Шрифт:
Интервал:
Закладка:
— Да, да! Очень интересно! Весьма признателен. Надеюсь, мы вскоре встретимся, поговорим подробнее?
— Если вы прикажете, господин посол. Я с величайшим удовольствием... если могу стать вам полезен.
— Не сомневаюсь, Алексей Алексеевич, — Красин встал, протянул руку, и Игнатьев[39] крепко ее пожал.
Еще в конце 1924 года на имя наркоминдел а Чичерина прибыла телеграмма, приглашающая Советскую Россию участвовать в Международной выставке декоративных искусств и художественной промышленности. Выставка должна была состояться в Париже с мая по октябрь следующего года. Приглашение было принято.
...По обоим берегам Сены кипела огромная стройка. Советский павильон сооружался по проекту молодого архитектора, преподавателя ВХУТЕМАСа Константина Мельникова. В подготовке экспозиции большое участие приняли Владимир Маяковский и Александр Родченко: разрабатывали рекламу, редактировали каталоги, изготовляли макеты плакатов и вывесок. Интерес к строящемуся советскому павильону оказался всеобщим — я среди друзей, и среди врагов Советской России, дерзнувшей показать миру, чего она достигла за несколько мирных лет. Вокруг стройки всегда толпились люди. Проект казался необычным. Широкая лестница как бы рассекала здание по диагонали, делая свободным доступ во все внутренние помещения. Их стены соединялись под разными углами, потолки были наклонены. Удачное цветовое решение павильона, предложенное А. Родченко, пересекающиеся наклонные плоскости и высокая мачта с надписью «СССР», ребристая крыша, обилие стекла — все это придавало архитектурному сооружению вид фантастической постройки будущего. В толпе не было равнодушных. Одни восторгались и хвалили, другие критиковали, смеялись, глумились. Газеты изощрялись в подписях под фотографиями: «Красный барак Советов», «Бессмысленный ящик», «Оранжерея», «Нищенский дом». И лишь влиятельная газета «Котидьен» написала: «Высокий советский павильон, серый и красный, — настоящий стеклянный дворец, неведомой до сих пор формы, будет безусловно гвоздем этой выставки».

- _ЗАДАНИЕ 1_
Ответьте на вопросы по тексту о советском павильоне на Парижской выставке:
(а) На чье имя пришла телеграмма с приглашением участвовать в выставке?
(б) По проекту какого архитектора сооружался советский павильон?
(в) Какая газета назвала павильон будущим «гвоздем этой выставки»?
- _ЗАДАНИЕ 2_
Продолжите текст о советском павильоне на Парижской выставке после его последнего предложения.

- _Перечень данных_
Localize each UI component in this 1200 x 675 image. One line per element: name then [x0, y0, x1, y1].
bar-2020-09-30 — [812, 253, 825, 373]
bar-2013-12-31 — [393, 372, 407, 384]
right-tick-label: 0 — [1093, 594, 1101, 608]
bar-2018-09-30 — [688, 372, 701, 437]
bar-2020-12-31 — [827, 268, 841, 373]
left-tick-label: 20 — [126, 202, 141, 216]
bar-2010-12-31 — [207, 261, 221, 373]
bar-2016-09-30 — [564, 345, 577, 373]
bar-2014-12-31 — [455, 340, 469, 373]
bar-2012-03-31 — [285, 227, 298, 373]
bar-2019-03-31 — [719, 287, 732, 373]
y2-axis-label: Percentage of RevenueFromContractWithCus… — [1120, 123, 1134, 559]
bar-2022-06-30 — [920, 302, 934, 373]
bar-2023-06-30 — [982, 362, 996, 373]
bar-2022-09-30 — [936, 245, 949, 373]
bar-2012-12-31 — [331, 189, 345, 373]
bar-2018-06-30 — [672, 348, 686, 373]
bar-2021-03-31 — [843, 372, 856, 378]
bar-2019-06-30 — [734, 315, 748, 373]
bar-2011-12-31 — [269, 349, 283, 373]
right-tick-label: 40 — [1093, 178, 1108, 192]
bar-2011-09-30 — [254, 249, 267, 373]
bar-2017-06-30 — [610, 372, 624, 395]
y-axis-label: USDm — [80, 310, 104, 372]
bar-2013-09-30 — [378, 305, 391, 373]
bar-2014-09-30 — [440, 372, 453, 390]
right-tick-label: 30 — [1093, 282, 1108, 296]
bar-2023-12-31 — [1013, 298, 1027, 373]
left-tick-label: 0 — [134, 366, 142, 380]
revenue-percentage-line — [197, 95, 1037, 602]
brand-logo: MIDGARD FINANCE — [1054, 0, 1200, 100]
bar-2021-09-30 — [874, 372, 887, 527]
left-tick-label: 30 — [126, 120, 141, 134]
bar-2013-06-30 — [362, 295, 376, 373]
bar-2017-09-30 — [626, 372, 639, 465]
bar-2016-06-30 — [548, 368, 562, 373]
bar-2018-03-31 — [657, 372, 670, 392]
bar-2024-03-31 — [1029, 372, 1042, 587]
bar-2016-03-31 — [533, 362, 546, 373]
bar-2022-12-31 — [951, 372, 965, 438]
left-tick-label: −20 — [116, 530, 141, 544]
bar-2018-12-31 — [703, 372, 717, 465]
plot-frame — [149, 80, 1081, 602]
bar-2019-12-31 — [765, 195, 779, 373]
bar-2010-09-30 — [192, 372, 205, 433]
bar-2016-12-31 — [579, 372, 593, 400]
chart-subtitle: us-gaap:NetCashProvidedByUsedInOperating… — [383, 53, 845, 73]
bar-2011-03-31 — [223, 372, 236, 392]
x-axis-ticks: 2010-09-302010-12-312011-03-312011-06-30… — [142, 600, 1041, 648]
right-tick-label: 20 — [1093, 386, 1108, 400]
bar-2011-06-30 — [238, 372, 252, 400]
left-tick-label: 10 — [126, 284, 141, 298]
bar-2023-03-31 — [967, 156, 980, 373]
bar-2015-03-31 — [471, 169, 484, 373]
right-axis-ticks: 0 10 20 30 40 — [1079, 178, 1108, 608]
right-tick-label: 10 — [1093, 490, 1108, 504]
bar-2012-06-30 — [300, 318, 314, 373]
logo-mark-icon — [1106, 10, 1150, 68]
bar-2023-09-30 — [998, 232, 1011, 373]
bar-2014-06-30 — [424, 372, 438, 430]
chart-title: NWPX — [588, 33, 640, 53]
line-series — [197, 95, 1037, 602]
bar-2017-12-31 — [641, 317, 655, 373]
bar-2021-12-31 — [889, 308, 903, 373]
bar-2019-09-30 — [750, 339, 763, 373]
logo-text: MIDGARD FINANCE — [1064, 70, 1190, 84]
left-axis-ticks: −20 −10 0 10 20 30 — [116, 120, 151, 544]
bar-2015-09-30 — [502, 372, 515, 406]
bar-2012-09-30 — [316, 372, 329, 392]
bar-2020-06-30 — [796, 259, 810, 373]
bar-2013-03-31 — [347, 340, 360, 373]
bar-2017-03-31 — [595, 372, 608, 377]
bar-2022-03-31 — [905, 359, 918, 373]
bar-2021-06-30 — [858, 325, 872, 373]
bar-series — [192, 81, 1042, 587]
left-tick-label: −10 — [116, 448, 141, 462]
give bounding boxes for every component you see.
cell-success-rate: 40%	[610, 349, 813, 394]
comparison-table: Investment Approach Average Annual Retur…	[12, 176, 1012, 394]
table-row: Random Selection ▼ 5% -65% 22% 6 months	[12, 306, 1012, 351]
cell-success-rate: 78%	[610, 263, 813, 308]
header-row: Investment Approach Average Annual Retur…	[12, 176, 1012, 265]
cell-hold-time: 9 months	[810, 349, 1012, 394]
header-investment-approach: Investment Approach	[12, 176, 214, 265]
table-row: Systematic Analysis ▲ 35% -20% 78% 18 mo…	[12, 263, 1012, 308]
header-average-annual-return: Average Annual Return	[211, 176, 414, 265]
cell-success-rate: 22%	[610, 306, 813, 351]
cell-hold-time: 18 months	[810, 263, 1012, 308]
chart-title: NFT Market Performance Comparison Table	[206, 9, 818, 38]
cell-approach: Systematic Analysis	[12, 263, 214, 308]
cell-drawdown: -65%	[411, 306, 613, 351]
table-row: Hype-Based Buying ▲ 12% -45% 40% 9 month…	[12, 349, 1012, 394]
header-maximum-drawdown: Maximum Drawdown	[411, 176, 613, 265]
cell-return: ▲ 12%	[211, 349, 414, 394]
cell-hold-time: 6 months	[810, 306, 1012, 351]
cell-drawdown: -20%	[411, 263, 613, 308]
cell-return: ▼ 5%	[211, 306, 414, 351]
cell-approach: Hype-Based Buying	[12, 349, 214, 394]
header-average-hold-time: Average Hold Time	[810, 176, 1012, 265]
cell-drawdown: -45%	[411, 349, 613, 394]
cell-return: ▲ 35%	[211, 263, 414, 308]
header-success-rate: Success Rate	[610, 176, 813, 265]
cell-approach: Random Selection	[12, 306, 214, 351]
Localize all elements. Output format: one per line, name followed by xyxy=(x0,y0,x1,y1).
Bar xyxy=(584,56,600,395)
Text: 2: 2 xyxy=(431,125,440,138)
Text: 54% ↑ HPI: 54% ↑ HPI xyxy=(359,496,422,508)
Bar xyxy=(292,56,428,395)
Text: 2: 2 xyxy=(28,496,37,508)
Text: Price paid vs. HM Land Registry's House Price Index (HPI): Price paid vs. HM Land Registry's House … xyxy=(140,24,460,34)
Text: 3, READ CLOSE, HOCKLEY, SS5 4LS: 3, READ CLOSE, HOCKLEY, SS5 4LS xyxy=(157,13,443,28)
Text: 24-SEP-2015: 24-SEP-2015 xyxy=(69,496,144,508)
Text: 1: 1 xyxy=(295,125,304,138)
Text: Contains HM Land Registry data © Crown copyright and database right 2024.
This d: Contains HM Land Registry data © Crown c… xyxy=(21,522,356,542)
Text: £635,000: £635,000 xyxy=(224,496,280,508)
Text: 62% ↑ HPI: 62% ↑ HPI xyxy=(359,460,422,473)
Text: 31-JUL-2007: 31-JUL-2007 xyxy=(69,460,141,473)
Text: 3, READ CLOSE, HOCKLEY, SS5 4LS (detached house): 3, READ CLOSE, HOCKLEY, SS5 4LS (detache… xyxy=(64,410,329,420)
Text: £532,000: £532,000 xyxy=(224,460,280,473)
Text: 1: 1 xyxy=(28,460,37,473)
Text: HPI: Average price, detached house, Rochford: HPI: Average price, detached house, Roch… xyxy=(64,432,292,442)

- _ПИСЬМЕННЫЙ ОТВЕТ 1_
(а) На имя Чичерина.
(б) Константина Мельникова.
(в) «Котидьен».

- _ПИСЬМЕННЫЙ ОТВЕТ 2_
Двадцать павильонов разворачивали свои экспозиции. Англичане построили свое здание, пронизав его почему-то индийскими мотивами. Бельгийский павильон с двадцати пятиметровой башней походил на театр. Огромное итальянское здание с мрачными колоннами из мрамора и серого камня, с обилием золотых украшений и гербов было признано самым бездарным сооружением за последние двадцать пять лет. Хозяева выставили ряд построек, сооруженных разными фирмами. Из них выделялись лишь те, что были выполнены группой «Esprit Nouveau», возглавляемой Корбюзье. Пестрота, разностильность, тяжеловесность характеризовали сооружения, возведенные большинством стран на Международной выставке, почти законченной к маю. Об участии СССР в Парижской выставке высказался и Красин. «Одним из путей сближения с французским народом является наше участие на выставке, — писал он. — Революция в России создала не только новые формы политического и хозяйственного строя, не только выковала в огне гражданской войны железную волю пролетариата к удержанию раз завоеванных им позиций, но воспитывает и новую психику свободного своей трудовой жизни человека... Наше скромное по внешности выступление, я думаю, прикует к себе внимание всего мира не в меньшей степени, чем огромные дворцы буржуазных стран. Слишком велика общая сила притяжения пролетарского государства».
Действительность превзошла самые оптимистические ожидания. Четвертого июля, в день открытия, перед советским павильоном собралась огромная толпа, требующая билетов. Торжественное открытие пришлось перенести в «зал конгрессов», но и он не смог вместить желающих. Здесь собрались министры, дипломаты, представители газет едва ли не всего мира, парижский бомонд...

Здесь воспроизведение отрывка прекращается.